**TASK BRIEF:** Copy every line of the data that contains the string "Bicycle".

(Stored items)
◆ ◆ ◆ ◆

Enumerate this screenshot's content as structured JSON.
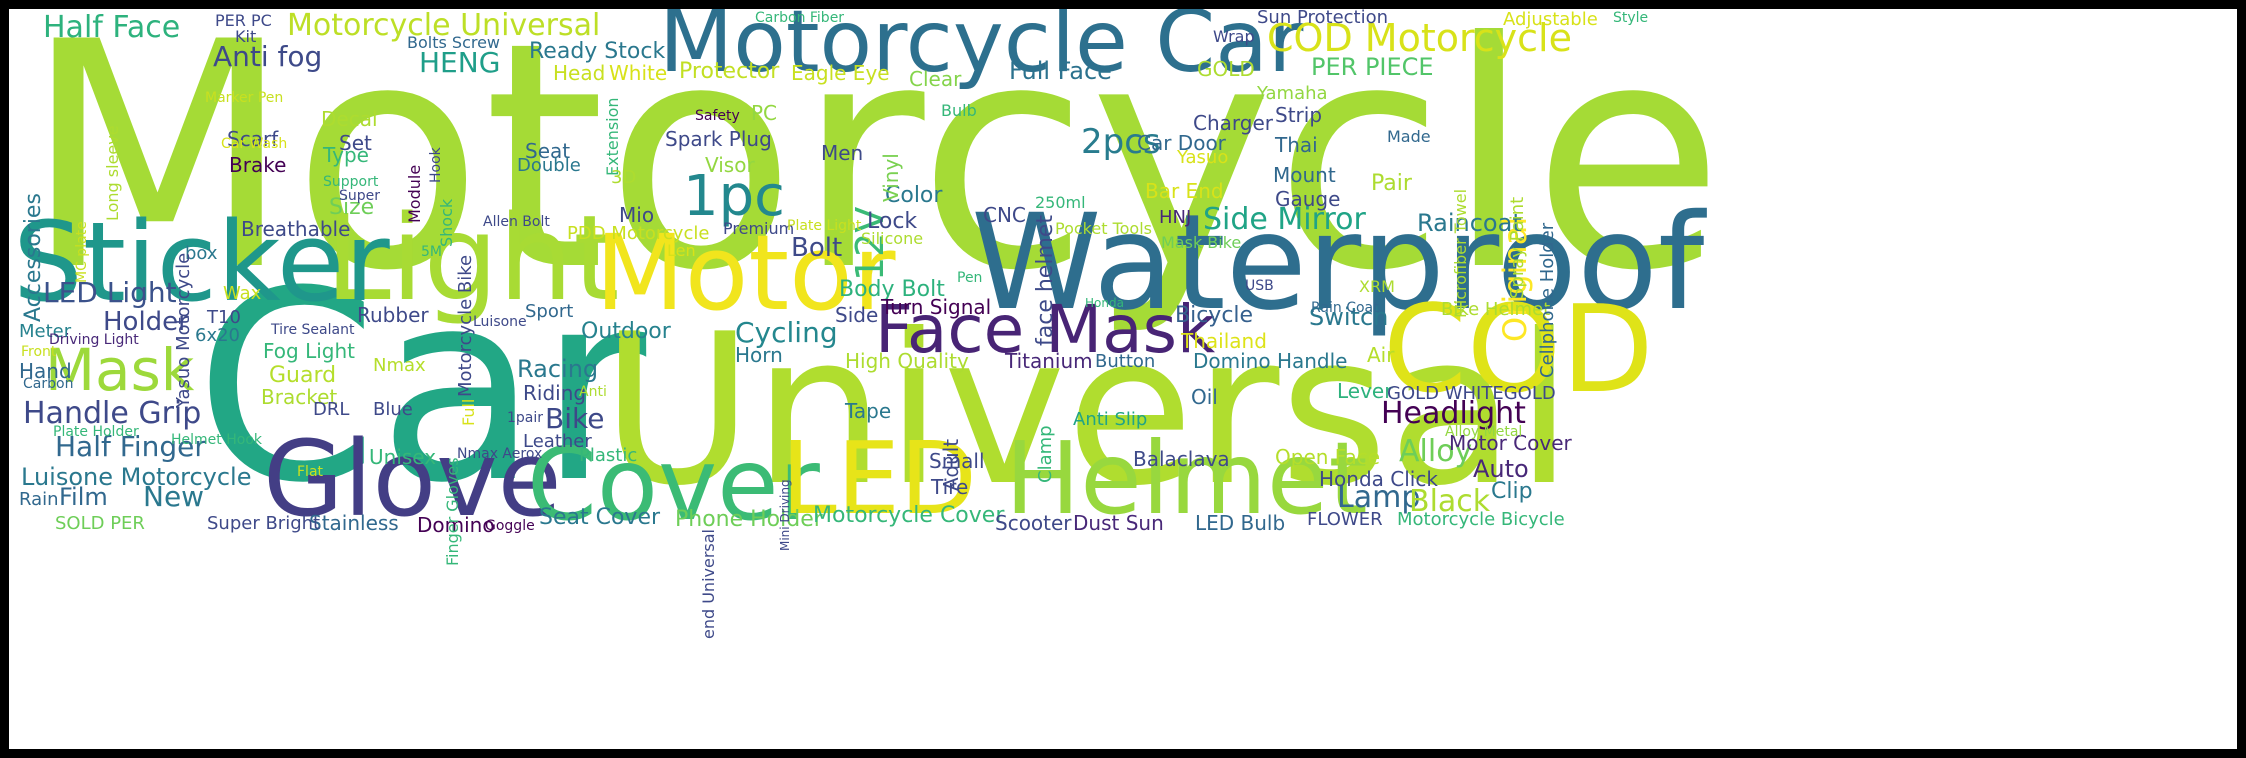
{
  "colors": {
    "background": "#ffffff",
    "frame": "#000000",
    "palette": [
      "#440154",
      "#482878",
      "#3e4989",
      "#31688e",
      "#26828e",
      "#1f9e89",
      "#35b779",
      "#6ece58",
      "#b5de2b",
      "#fde725"
    ]
  },
  "words": [
    {
      "text": "Motorcycle",
      "color": "#a5db36"
    },
    {
      "text": "Car",
      "color": "#22a785"
    },
    {
      "text": "Universal",
      "color": "#b0dd2f"
    },
    {
      "text": "Waterproof",
      "color": "#2e6e8e"
    },
    {
      "text": "Motorcycle Car",
      "color": "#2d708e"
    },
    {
      "text": "Light",
      "color": "#a8db34"
    },
    {
      "text": "Sticker",
      "color": "#1f978b"
    },
    {
      "text": "Motor",
      "color": "#f1e51d"
    },
    {
      "text": "COD",
      "color": "#dfe318"
    },
    {
      "text": "Glove",
      "color": "#433e85"
    },
    {
      "text": "Cover",
      "color": "#3bbb75"
    },
    {
      "text": "LED",
      "color": "#e7e419"
    },
    {
      "text": "Helmet",
      "color": "#98d83e"
    },
    {
      "text": "Face Mask",
      "color": "#482475"
    },
    {
      "text": "Mask",
      "color": "#9dd93b"
    },
    {
      "text": "1pc",
      "color": "#23888e"
    },
    {
      "text": "COD Motorcycle",
      "color": "#d8e219"
    },
    {
      "text": "Half Face",
      "color": "#2db27d"
    },
    {
      "text": "Motorcycle Universal",
      "color": "#bddf26"
    },
    {
      "text": "Anti fog",
      "color": "#3e4a89"
    },
    {
      "text": "HENG",
      "color": "#1f9e89"
    },
    {
      "text": "LED Light",
      "color": "#3b528b"
    },
    {
      "text": "Handle Grip",
      "color": "#3e4989"
    },
    {
      "text": "Half Finger",
      "color": "#31688e"
    },
    {
      "text": "Luisone Motorcycle",
      "color": "#2a788e"
    },
    {
      "text": "Headlight",
      "color": "#440154"
    },
    {
      "text": "Side Mirror",
      "color": "#20a486"
    },
    {
      "text": "Original",
      "color": "#fde725"
    },
    {
      "text": "2pcs",
      "color": "#287c8e"
    },
    {
      "text": "12V",
      "color": "#3aba76"
    },
    {
      "text": "Full Face",
      "color": "#2c728e"
    },
    {
      "text": "PER PIECE",
      "color": "#52c569"
    },
    {
      "text": "Bolt",
      "color": "#3e4a89"
    },
    {
      "text": "Holder",
      "color": "#3e4989"
    },
    {
      "text": "Cycling",
      "color": "#24878e"
    },
    {
      "text": "Outdoor",
      "color": "#26828e"
    },
    {
      "text": "Racing",
      "color": "#2a788e"
    },
    {
      "text": "Bike",
      "color": "#3e4989"
    },
    {
      "text": "Alloy",
      "color": "#6ece58"
    },
    {
      "text": "Lamp",
      "color": "#31688e"
    },
    {
      "text": "Black",
      "color": "#addc30"
    },
    {
      "text": "Auto",
      "color": "#482878"
    },
    {
      "text": "New",
      "color": "#2a788e"
    },
    {
      "text": "Film",
      "color": "#31688e"
    },
    {
      "text": "Raincoat",
      "color": "#2a788e"
    },
    {
      "text": "Switch",
      "color": "#2a788e"
    },
    {
      "text": "Bicycle",
      "color": "#35608d"
    },
    {
      "text": "Thailand",
      "color": "#dde318"
    },
    {
      "text": "Ready Stock",
      "color": "#2a788e"
    },
    {
      "text": "Head",
      "color": "#c8e020"
    },
    {
      "text": "White",
      "color": "#d8e219"
    },
    {
      "text": "Protector",
      "color": "#c2df23"
    },
    {
      "text": "Eagle Eye",
      "color": "#c8e020"
    },
    {
      "text": "Clear",
      "color": "#84d44b"
    },
    {
      "text": "Spark Plug",
      "color": "#3e4989"
    },
    {
      "text": "Visor",
      "color": "#93d741"
    },
    {
      "text": "Men",
      "color": "#3e4a89"
    },
    {
      "text": "Color",
      "color": "#2a788e"
    },
    {
      "text": "Lock",
      "color": "#3e4989"
    },
    {
      "text": "CNC",
      "color": "#3e4989"
    },
    {
      "text": "face helmet",
      "color": "#3e4a89"
    },
    {
      "text": "Vinyl",
      "color": "#7ad151"
    },
    {
      "text": "Body Bolt",
      "color": "#2db27d"
    },
    {
      "text": "Turn Signal",
      "color": "#440154"
    },
    {
      "text": "Side",
      "color": "#3e4989"
    },
    {
      "text": "Horn",
      "color": "#2a788e"
    },
    {
      "text": "High Quality",
      "color": "#addc30"
    },
    {
      "text": "Titanium",
      "color": "#482878"
    },
    {
      "text": "Button",
      "color": "#31688e"
    },
    {
      "text": "Domino Handle",
      "color": "#2a788e"
    },
    {
      "text": "Air",
      "color": "#b5de2b"
    },
    {
      "text": "Lever",
      "color": "#2db27d"
    },
    {
      "text": "GOLD WHITEGOLD",
      "color": "#3e4989"
    },
    {
      "text": "Oil",
      "color": "#31688e"
    },
    {
      "text": "Anti Slip",
      "color": "#20a486"
    },
    {
      "text": "Clamp",
      "color": "#35b779"
    },
    {
      "text": "Adult",
      "color": "#3e4989"
    },
    {
      "text": "Tape",
      "color": "#2a788e"
    },
    {
      "text": "Small",
      "color": "#3e4989"
    },
    {
      "text": "Tire",
      "color": "#3e4989"
    },
    {
      "text": "Balaclava",
      "color": "#3e4a89"
    },
    {
      "text": "Open Face",
      "color": "#b5de2b"
    },
    {
      "text": "Honda Click",
      "color": "#3e4989"
    },
    {
      "text": "Motor Cover",
      "color": "#482878"
    },
    {
      "text": "Alloy Metal",
      "color": "#93d741"
    },
    {
      "text": "Clip",
      "color": "#2a788e"
    },
    {
      "text": "FLOWER",
      "color": "#3e4989"
    },
    {
      "text": "Motorcycle Bicycle",
      "color": "#35b779"
    },
    {
      "text": "Seat Cover",
      "color": "#2a788e"
    },
    {
      "text": "Phone Holder",
      "color": "#6ece58"
    },
    {
      "text": "Motorcycle Cover",
      "color": "#35b779"
    },
    {
      "text": "Scooter",
      "color": "#3e4989"
    },
    {
      "text": "Dust Sun",
      "color": "#482878"
    },
    {
      "text": "LED Bulb",
      "color": "#31688e"
    },
    {
      "text": "Stainless",
      "color": "#31688e"
    },
    {
      "text": "Domino",
      "color": "#440154"
    },
    {
      "text": "Goggle",
      "color": "#440154"
    },
    {
      "text": "Super Bright",
      "color": "#3e4989"
    },
    {
      "text": "SOLD PER",
      "color": "#6ece58"
    },
    {
      "text": "Rain",
      "color": "#31688e"
    },
    {
      "text": "Flat",
      "color": "#c8e020"
    },
    {
      "text": "Helmet Hook",
      "color": "#35b779"
    },
    {
      "text": "Plate Holder",
      "color": "#35b779"
    },
    {
      "text": "Carbon",
      "color": "#31688e"
    },
    {
      "text": "Hand",
      "color": "#31688e"
    },
    {
      "text": "Front",
      "color": "#c8e020"
    },
    {
      "text": "Meter",
      "color": "#26828e"
    },
    {
      "text": "Driving Light",
      "color": "#482878"
    },
    {
      "text": "6x20",
      "color": "#2a788e"
    },
    {
      "text": "T10",
      "color": "#3e4a89"
    },
    {
      "text": "Tire Sealant",
      "color": "#3e4989"
    },
    {
      "text": "Fog Light",
      "color": "#35b779"
    },
    {
      "text": "Guard",
      "color": "#b5de2b"
    },
    {
      "text": "Bracket",
      "color": "#addc30"
    },
    {
      "text": "DRL",
      "color": "#3e4989"
    },
    {
      "text": "Blue",
      "color": "#3e4989"
    },
    {
      "text": "Nmax",
      "color": "#b5de2b"
    },
    {
      "text": "Rubber",
      "color": "#3e4989"
    },
    {
      "text": "Wax",
      "color": "#c8e020"
    },
    {
      "text": "box",
      "color": "#2a788e"
    },
    {
      "text": "5M",
      "color": "#35b779"
    },
    {
      "text": "Breathable",
      "color": "#3e4989"
    },
    {
      "text": "Size",
      "color": "#6ece58"
    },
    {
      "text": "Support",
      "color": "#35b779"
    },
    {
      "text": "Super",
      "color": "#3e4989"
    },
    {
      "text": "Brake",
      "color": "#440154"
    },
    {
      "text": "Type",
      "color": "#35b779"
    },
    {
      "text": "Scarf",
      "color": "#3e4989"
    },
    {
      "text": "Car Wash",
      "color": "#d8e219"
    },
    {
      "text": "Set",
      "color": "#3e4989"
    },
    {
      "text": "Decal",
      "color": "#addc30"
    },
    {
      "text": "Marker Pen",
      "color": "#c8e020"
    },
    {
      "text": "Kit",
      "color": "#3e4989"
    },
    {
      "text": "PER PC",
      "color": "#3e4989"
    },
    {
      "text": "Bolts Screw",
      "color": "#31688e"
    },
    {
      "text": "Carbon Fiber",
      "color": "#35b779"
    },
    {
      "text": "Wrap",
      "color": "#3e4989"
    },
    {
      "text": "Sun Protection",
      "color": "#3e4989"
    },
    {
      "text": "Adjustable",
      "color": "#d8e219"
    },
    {
      "text": "Style",
      "color": "#35b779"
    },
    {
      "text": "GOLD",
      "color": "#addc30"
    },
    {
      "text": "Yamaha",
      "color": "#93d741"
    },
    {
      "text": "Charger",
      "color": "#3e4989"
    },
    {
      "text": "Strip",
      "color": "#3e4989"
    },
    {
      "text": "Thai",
      "color": "#31688e"
    },
    {
      "text": "Made",
      "color": "#31688e"
    },
    {
      "text": "Car Door",
      "color": "#31688e"
    },
    {
      "text": "Yasuo",
      "color": "#d8e219"
    },
    {
      "text": "Bar End",
      "color": "#d8e219"
    },
    {
      "text": "Mount",
      "color": "#31688e"
    },
    {
      "text": "Pair",
      "color": "#addc30"
    },
    {
      "text": "Gauge",
      "color": "#3e4989"
    },
    {
      "text": "HNJ",
      "color": "#482878"
    },
    {
      "text": "250ml",
      "color": "#35b779"
    },
    {
      "text": "Pocket Tools",
      "color": "#addc30"
    },
    {
      "text": "Mask Bike",
      "color": "#6ece58"
    },
    {
      "text": "XRM",
      "color": "#addc30"
    },
    {
      "text": "USB",
      "color": "#3e4989"
    },
    {
      "text": "Honda",
      "color": "#35b779"
    },
    {
      "text": "Rain Coat",
      "color": "#31688e"
    },
    {
      "text": "Bike Helmet",
      "color": "#addc30"
    },
    {
      "text": "Bulb",
      "color": "#35b779"
    },
    {
      "text": "Safety",
      "color": "#440154"
    },
    {
      "text": "PC",
      "color": "#93d741"
    },
    {
      "text": "Extension",
      "color": "#35b779"
    },
    {
      "text": "Seat",
      "color": "#31688e"
    },
    {
      "text": "Double",
      "color": "#2a788e"
    },
    {
      "text": "3D",
      "color": "#addc30"
    },
    {
      "text": "Mio",
      "color": "#3e4989"
    },
    {
      "text": "PDD Motorcycle",
      "color": "#c8e020"
    },
    {
      "text": "Premium",
      "color": "#3e4989"
    },
    {
      "text": "Plate Light",
      "color": "#c8e020"
    },
    {
      "text": "Silicone",
      "color": "#addc30"
    },
    {
      "text": "Len",
      "color": "#d8e219"
    },
    {
      "text": "Sport",
      "color": "#31688e"
    },
    {
      "text": "Luisone",
      "color": "#3e4989"
    },
    {
      "text": "Riding",
      "color": "#3e4989"
    },
    {
      "text": "Anti",
      "color": "#addc30"
    },
    {
      "text": "1pair",
      "color": "#3e4989"
    },
    {
      "text": "Leather",
      "color": "#3e4989"
    },
    {
      "text": "Plastic",
      "color": "#35b779"
    },
    {
      "text": "Unisex",
      "color": "#35b779"
    },
    {
      "text": "Nmax Aerox",
      "color": "#3e4989"
    },
    {
      "text": "Allen Bolt",
      "color": "#3e4989"
    },
    {
      "text": "Cellphone Holder",
      "color": "#31688e"
    },
    {
      "text": "Spray Paint",
      "color": "#addc30"
    },
    {
      "text": "Microfiber Towel",
      "color": "#addc30"
    },
    {
      "text": "Accessories",
      "color": "#2a788e"
    },
    {
      "text": "Long sleeve",
      "color": "#addc30"
    },
    {
      "text": "Yasuo Motorcycle",
      "color": "#3e4989"
    },
    {
      "text": "MC plate",
      "color": "#c8e020"
    },
    {
      "text": "Motorcycle Bike",
      "color": "#3e4989"
    },
    {
      "text": "Module",
      "color": "#440154"
    },
    {
      "text": "Hook",
      "color": "#3e4989"
    },
    {
      "text": "Shock",
      "color": "#35b779"
    },
    {
      "text": "Finger Gloves",
      "color": "#35b779"
    },
    {
      "text": "Full",
      "color": "#d8e219"
    },
    {
      "text": "end Universal",
      "color": "#3e4989"
    },
    {
      "text": "Mini Driving",
      "color": "#3e4989"
    },
    {
      "text": "Pen",
      "color": "#35b779"
    }
  ]
}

◆ ◆ ◆ ◆

**WRITTEN SOLUTION:**
      "text": "Bicycle",
      "text": "Motorcycle Bicycle",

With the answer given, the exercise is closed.